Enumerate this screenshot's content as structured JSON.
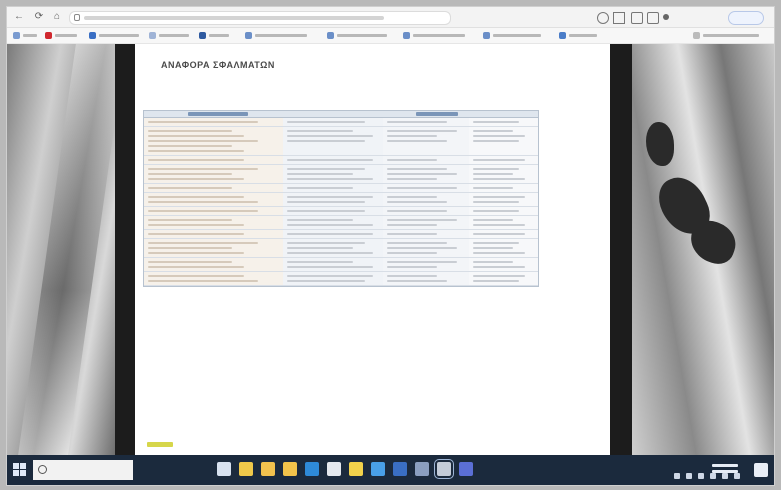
{
  "browser": {
    "nav": [
      {
        "name": "back-icon",
        "glyph": "←"
      },
      {
        "name": "refresh-icon",
        "glyph": "⟳"
      },
      {
        "name": "home-icon",
        "glyph": "⌂"
      }
    ],
    "bookmarks_count": 10
  },
  "page": {
    "heading": "ΑΝΑΦΟΡΑ ΣΦΑΛΜΑΤΩΝ",
    "subtitle": "",
    "phone_label": "",
    "phone_number": "",
    "table": {
      "columns": [
        "",
        "",
        "",
        ""
      ],
      "rows": [
        {
          "label": "",
          "lines": [
            1,
            1,
            1,
            1
          ]
        },
        {
          "label": "",
          "lines": [
            5,
            3,
            3,
            3
          ]
        },
        {
          "label": "",
          "lines": [
            1,
            1,
            1,
            1
          ]
        },
        {
          "label": "",
          "lines": [
            3,
            3,
            3,
            3
          ]
        },
        {
          "label": "",
          "lines": [
            1,
            1,
            1,
            1
          ]
        },
        {
          "label": "",
          "lines": [
            2,
            2,
            2,
            2
          ]
        },
        {
          "label": "",
          "lines": [
            1,
            1,
            1,
            1
          ]
        },
        {
          "label": "",
          "lines": [
            2,
            2,
            2,
            2
          ]
        },
        {
          "label": "",
          "lines": [
            1,
            1,
            1,
            1
          ]
        },
        {
          "label": "",
          "lines": [
            3,
            3,
            3,
            3
          ]
        },
        {
          "label": "",
          "lines": [
            2,
            2,
            2,
            2
          ]
        },
        {
          "label": "",
          "lines": [
            2,
            2,
            2,
            2
          ]
        }
      ]
    }
  },
  "taskbar": {
    "search_placeholder": "",
    "apps": [
      {
        "name": "task-view-icon",
        "color": "#d8e2f0"
      },
      {
        "name": "store-icon",
        "color": "#f0c94a"
      },
      {
        "name": "mail-icon",
        "color": "#f2c24e"
      },
      {
        "name": "explorer-icon",
        "color": "#f3c44b"
      },
      {
        "name": "edge-icon",
        "color": "#2e8ad8"
      },
      {
        "name": "browser-icon",
        "color": "#e5e9ef"
      },
      {
        "name": "security-icon",
        "color": "#f2d24b"
      },
      {
        "name": "app-icon",
        "color": "#49a0e8"
      },
      {
        "name": "word-icon",
        "color": "#3a6fc4"
      },
      {
        "name": "app2-icon",
        "color": "#8b9fc0"
      },
      {
        "name": "app3-icon",
        "color": "#c4ccd8"
      },
      {
        "name": "teams-icon",
        "color": "#5b6fd6"
      }
    ]
  },
  "colors": {
    "accent_red": "#d0282e",
    "header_blue": "#7a95b8",
    "taskbar": "#1b2a3d"
  }
}
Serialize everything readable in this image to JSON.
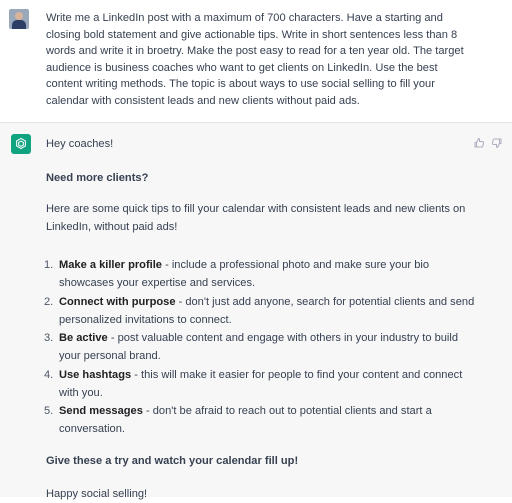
{
  "user": {
    "avatar_icon": "user-photo-avatar",
    "prompt": "Write me a LinkedIn post with a maximum of 700 characters. Have a starting and closing bold statement and give actionable tips. Write in short sentences less than 8 words and write it in broetry. Make the post easy to read for a ten year old. The target audience is business coaches who want to get clients on LinkedIn. Use the best content writing methods. The topic is about ways to use social selling to fill your calendar with consistent leads and new clients without paid ads."
  },
  "assistant": {
    "avatar_icon": "openai-logo-icon",
    "greeting": "Hey coaches!",
    "question": "Need more clients?",
    "intro": "Here are some quick tips to fill your calendar with consistent leads and new clients on LinkedIn, without paid ads!",
    "tips": [
      {
        "num": "1.",
        "term": "Make a killer profile",
        "desc": " - include a professional photo and make sure your bio showcases your expertise and services."
      },
      {
        "num": "2.",
        "term": "Connect with purpose",
        "desc": " - don't just add anyone, search for potential clients and send personalized invitations to connect."
      },
      {
        "num": "3.",
        "term": "Be active",
        "desc": " - post valuable content and engage with others in your industry to build your personal brand."
      },
      {
        "num": "4.",
        "term": "Use hashtags",
        "desc": " - this will make it easier for people to find your content and connect with you."
      },
      {
        "num": "5.",
        "term": "Send messages",
        "desc": " - don't be afraid to reach out to potential clients and start a conversation."
      }
    ],
    "closing": "Give these a try and watch your calendar fill up!",
    "signoff": "Happy social selling!"
  },
  "feedback": {
    "thumbs_up_icon": "thumbs-up-icon",
    "thumbs_down_icon": "thumbs-down-icon"
  },
  "colors": {
    "assistant_bg": "#f7f7f8",
    "brand": "#10a37f",
    "text": "#374151"
  }
}
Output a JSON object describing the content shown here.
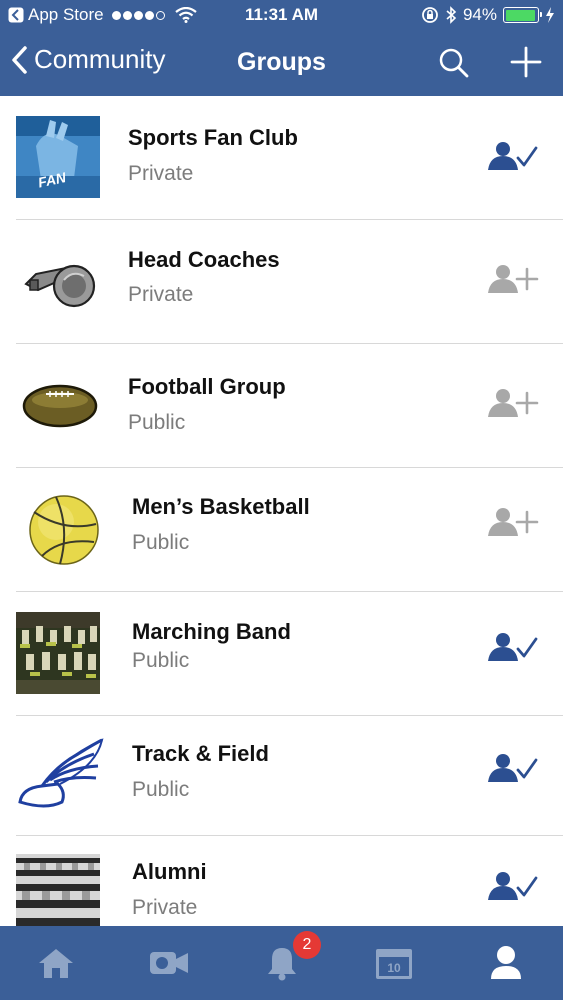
{
  "status_bar": {
    "back_app": "App Store",
    "time": "11:31 AM",
    "battery": "94%",
    "signal_bars_filled": 4,
    "signal_bars_total": 5
  },
  "nav": {
    "back_label": "Community",
    "title": "Groups"
  },
  "groups": [
    {
      "name": "Sports Fan Club",
      "privacy": "Private",
      "joined": true
    },
    {
      "name": "Head Coaches",
      "privacy": "Private",
      "joined": false
    },
    {
      "name": "Football Group",
      "privacy": "Public",
      "joined": false
    },
    {
      "name": "Men’s Basketball",
      "privacy": "Public",
      "joined": false
    },
    {
      "name": "Marching Band",
      "privacy": "Public",
      "joined": true
    },
    {
      "name": "Track & Field",
      "privacy": "Public",
      "joined": true
    },
    {
      "name": "Alumni",
      "privacy": "Private",
      "joined": true
    }
  ],
  "thumb_text": {
    "fan": "FAN",
    "calendar_day": "10"
  },
  "tab_bar": {
    "notifications_badge": "2",
    "active_tab": "profile"
  },
  "colors": {
    "brand_blue": "#3b5f98",
    "joined_icon": "#2c4f91",
    "not_joined_icon": "#a8a8a8",
    "badge_red": "#e53935",
    "tab_inactive": "#8fa5c6",
    "tab_active": "#ffffff"
  }
}
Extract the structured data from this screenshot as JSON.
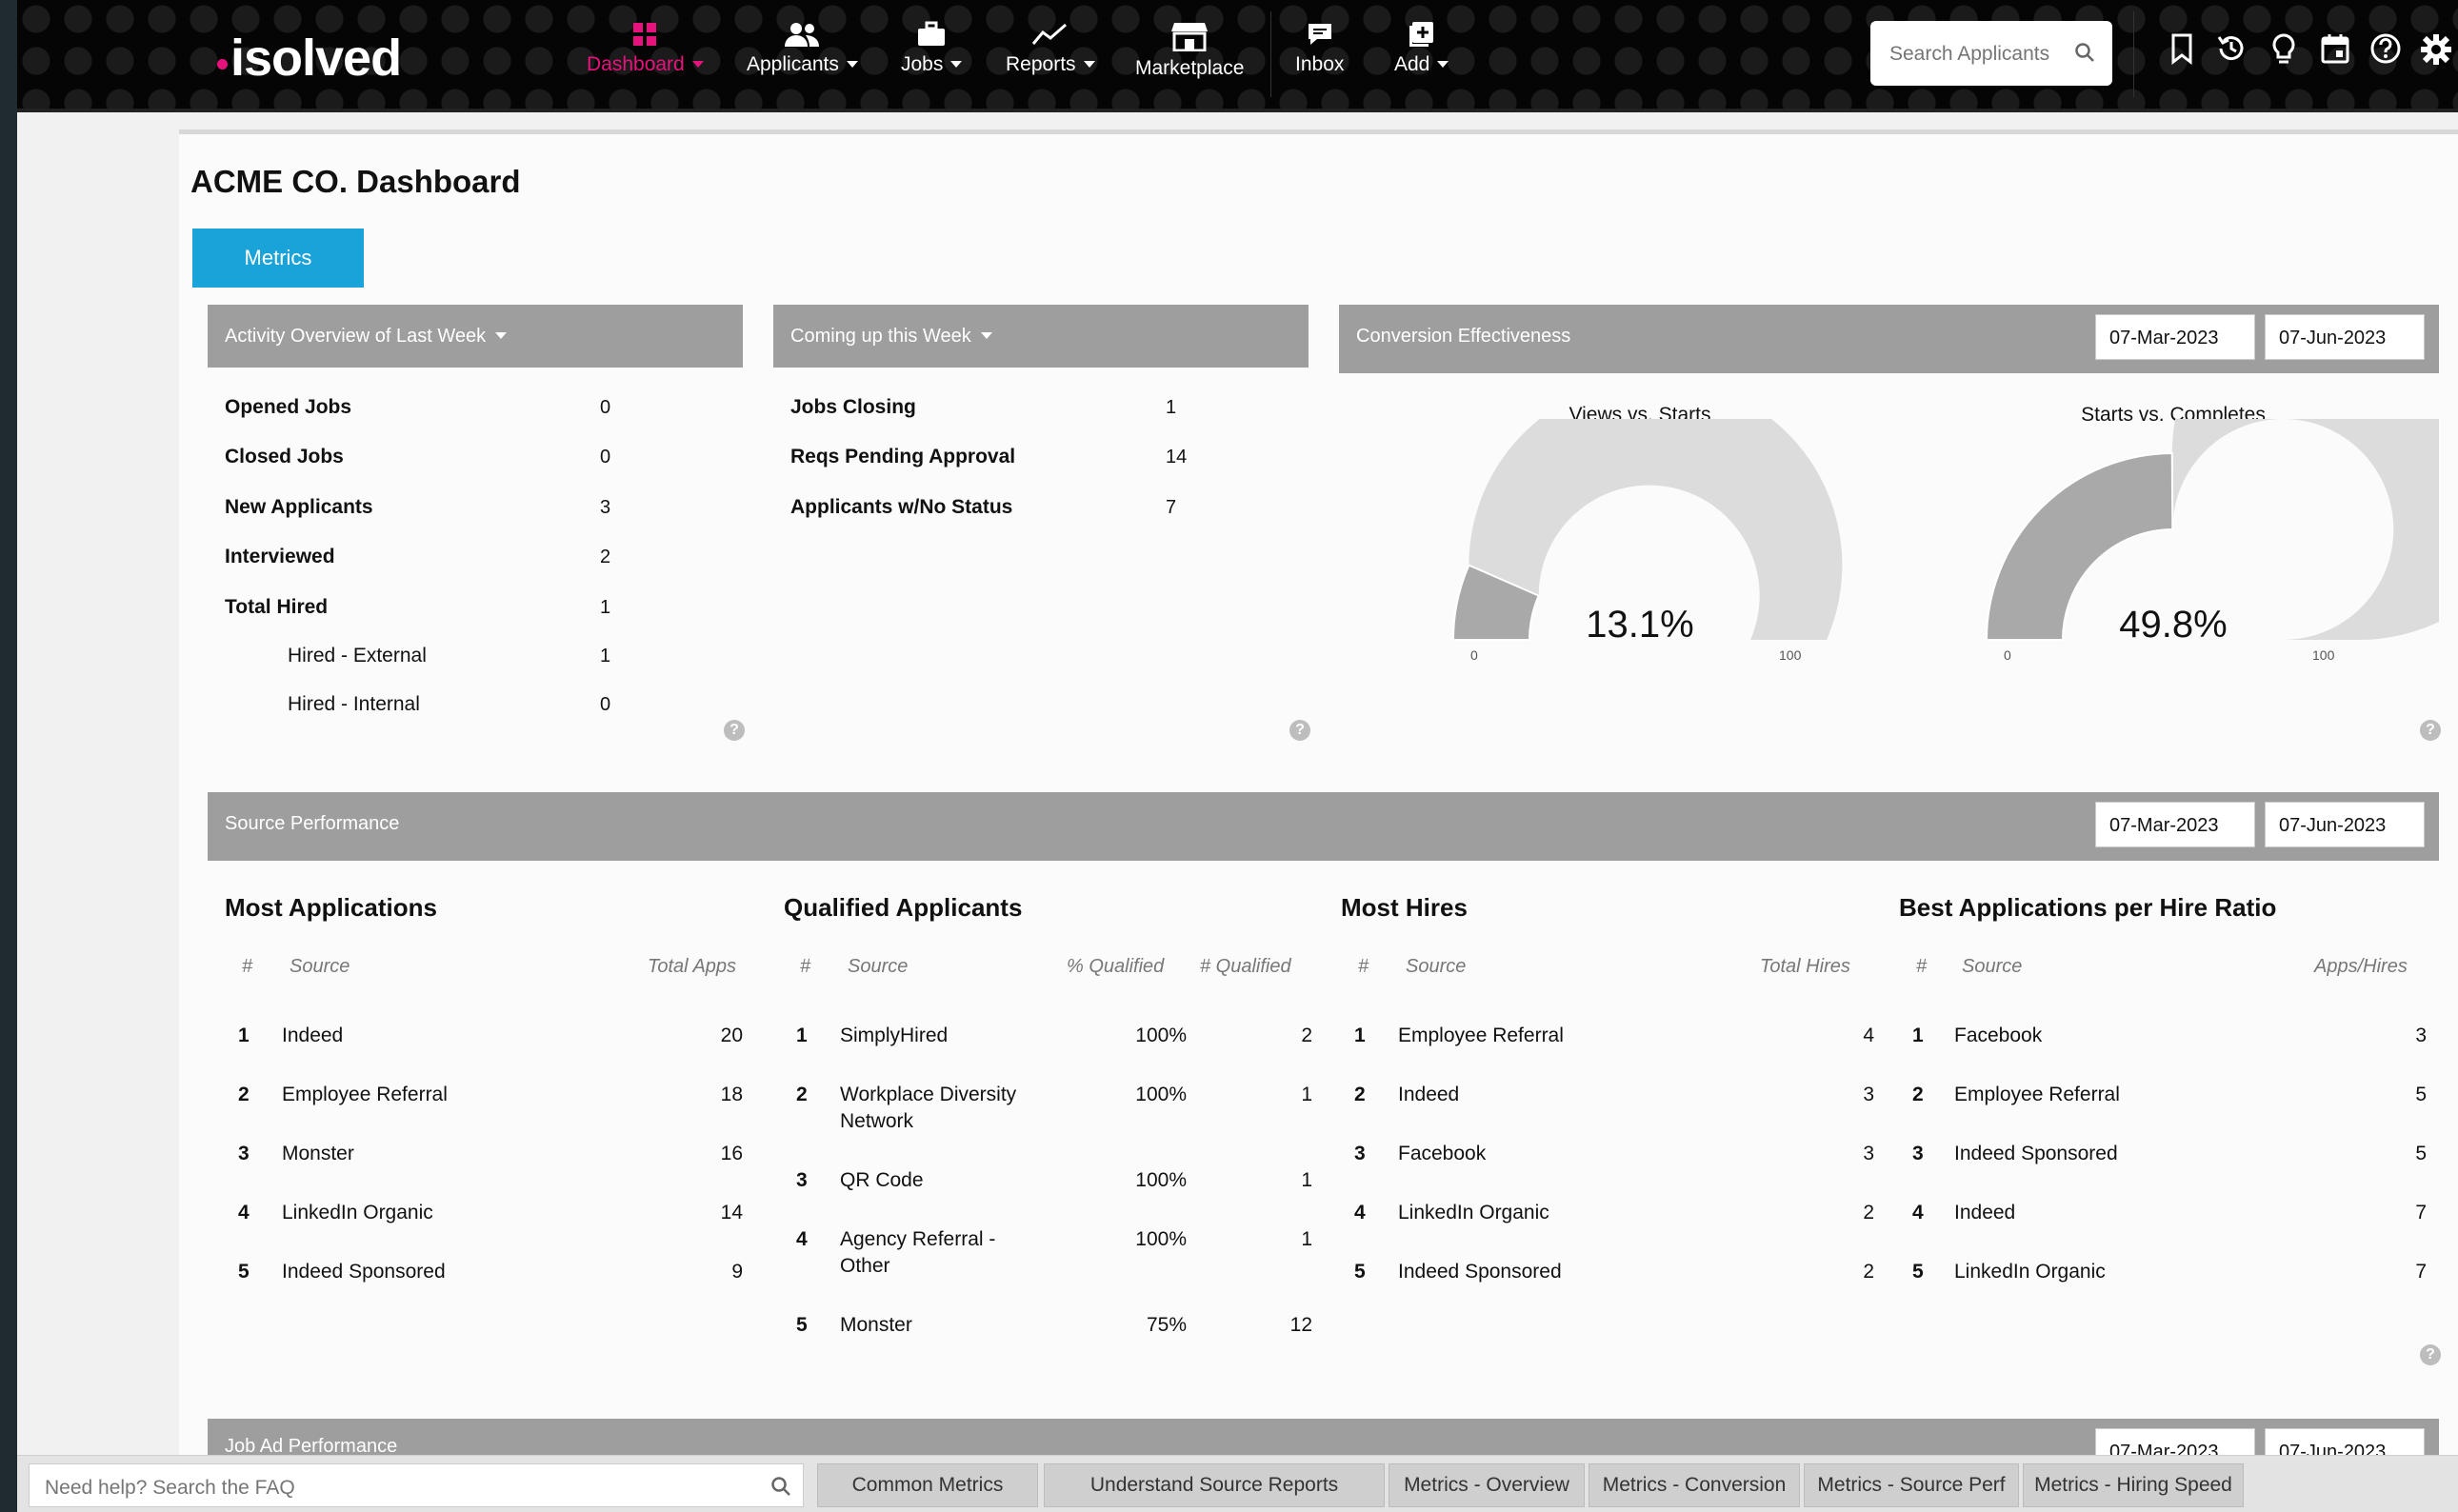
{
  "nav": {
    "logo": "isolved",
    "items": [
      {
        "label": "Dashboard",
        "icon": "dashboard-icon",
        "active": true,
        "caret": true
      },
      {
        "label": "Applicants",
        "icon": "people-icon",
        "caret": true
      },
      {
        "label": "Jobs",
        "icon": "briefcase-icon",
        "caret": true
      },
      {
        "label": "Reports",
        "icon": "chart-line-icon",
        "caret": true
      },
      {
        "label": "Marketplace",
        "icon": "store-icon",
        "caret": false
      },
      {
        "label": "Inbox",
        "icon": "inbox-icon",
        "caret": false
      },
      {
        "label": "Add",
        "icon": "add-icon",
        "caret": true
      }
    ],
    "search_placeholder": "Search Applicants",
    "utility_icons": [
      "bookmark-icon",
      "history-icon",
      "lightbulb-icon",
      "calendar-icon",
      "help-icon",
      "gear-icon"
    ],
    "accent_color": "#e8127c"
  },
  "page": {
    "title": "ACME CO. Dashboard",
    "tab": "Metrics",
    "tab_color": "#1aa3d9"
  },
  "activity": {
    "title": "Activity Overview of Last Week",
    "rows": [
      {
        "label": "Opened Jobs",
        "value": "0"
      },
      {
        "label": "Closed Jobs",
        "value": "0"
      },
      {
        "label": "New Applicants",
        "value": "3"
      },
      {
        "label": "Interviewed",
        "value": "2"
      },
      {
        "label": "Total Hired",
        "value": "1"
      },
      {
        "label": "Hired - External",
        "value": "1"
      },
      {
        "label": "Hired - Internal",
        "value": "0"
      }
    ]
  },
  "coming": {
    "title": "Coming up this Week",
    "rows": [
      {
        "label": "Jobs Closing",
        "value": "1"
      },
      {
        "label": "Reqs Pending Approval",
        "value": "14"
      },
      {
        "label": "Applicants w/No Status",
        "value": "7"
      }
    ]
  },
  "conversion": {
    "title": "Conversion Effectiveness",
    "date_from": "07-Mar-2023",
    "date_to": "07-Jun-2023",
    "gauges": [
      {
        "title": "Views vs. Starts",
        "value_label": "13.1%",
        "percent": 13.1,
        "min": "0",
        "max": "100"
      },
      {
        "title": "Starts vs. Completes",
        "value_label": "49.8%",
        "percent": 49.8,
        "min": "0",
        "max": "100"
      }
    ]
  },
  "source": {
    "title": "Source Performance",
    "date_from": "07-Mar-2023",
    "date_to": "07-Jun-2023",
    "most_applications": {
      "title": "Most Applications",
      "headers": [
        "#",
        "Source",
        "Total Apps"
      ],
      "rows": [
        [
          "1",
          "Indeed",
          "20"
        ],
        [
          "2",
          "Employee Referral",
          "18"
        ],
        [
          "3",
          "Monster",
          "16"
        ],
        [
          "4",
          "LinkedIn Organic",
          "14"
        ],
        [
          "5",
          "Indeed Sponsored",
          "9"
        ]
      ]
    },
    "qualified": {
      "title": "Qualified Applicants",
      "headers": [
        "#",
        "Source",
        "% Qualified",
        "# Qualified"
      ],
      "rows": [
        [
          "1",
          "SimplyHired",
          "",
          "100%",
          "2"
        ],
        [
          "2",
          "Workplace Diversity",
          "Network",
          "100%",
          "1"
        ],
        [
          "3",
          "QR Code",
          "",
          "100%",
          "1"
        ],
        [
          "4",
          "Agency Referral -",
          "Other",
          "100%",
          "1"
        ],
        [
          "5",
          "Monster",
          "",
          "75%",
          "12"
        ]
      ]
    },
    "most_hires": {
      "title": "Most Hires",
      "headers": [
        "#",
        "Source",
        "Total Hires"
      ],
      "rows": [
        [
          "1",
          "Employee Referral",
          "4"
        ],
        [
          "2",
          "Indeed",
          "3"
        ],
        [
          "3",
          "Facebook",
          "3"
        ],
        [
          "4",
          "LinkedIn Organic",
          "2"
        ],
        [
          "5",
          "Indeed Sponsored",
          "2"
        ]
      ]
    },
    "best_ratio": {
      "title": "Best Applications per Hire Ratio",
      "headers": [
        "#",
        "Source",
        "Apps/Hires"
      ],
      "rows": [
        [
          "1",
          "Facebook",
          "3"
        ],
        [
          "2",
          "Employee Referral",
          "5"
        ],
        [
          "3",
          "Indeed Sponsored",
          "5"
        ],
        [
          "4",
          "Indeed",
          "7"
        ],
        [
          "5",
          "LinkedIn Organic",
          "7"
        ]
      ]
    }
  },
  "job_ad": {
    "title": "Job Ad Performance"
  },
  "footer": {
    "faq_placeholder": "Need help? Search the FAQ",
    "buttons": [
      "Common Metrics Questions",
      "Understand Source Reports",
      "Metrics - Overview",
      "Metrics - Conversion",
      "Metrics - Source Perf",
      "Metrics - Hiring Speed"
    ]
  }
}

_Problem to work on_: Select all lines in the listing above where the word "tips" appears, and show them.

_Written response_:
    "prompt": "Write me a LinkedIn post with a maximum of 700 characters. Have a starting and closing bold statement and give actionable tips. Write in short sentences less than 8 words and write it in broetry. Make the post easy to read for a ten year old. The target audience is business coaches who want to get clients on LinkedIn. Use the best content writing methods. The topic is about ways to use social selling to fill your calendar with consistent leads and new clients without paid ads."
    "intro": "Here are some quick tips to fill your calendar with consistent leads and new clients on LinkedIn, without paid ads!",
    "tips": [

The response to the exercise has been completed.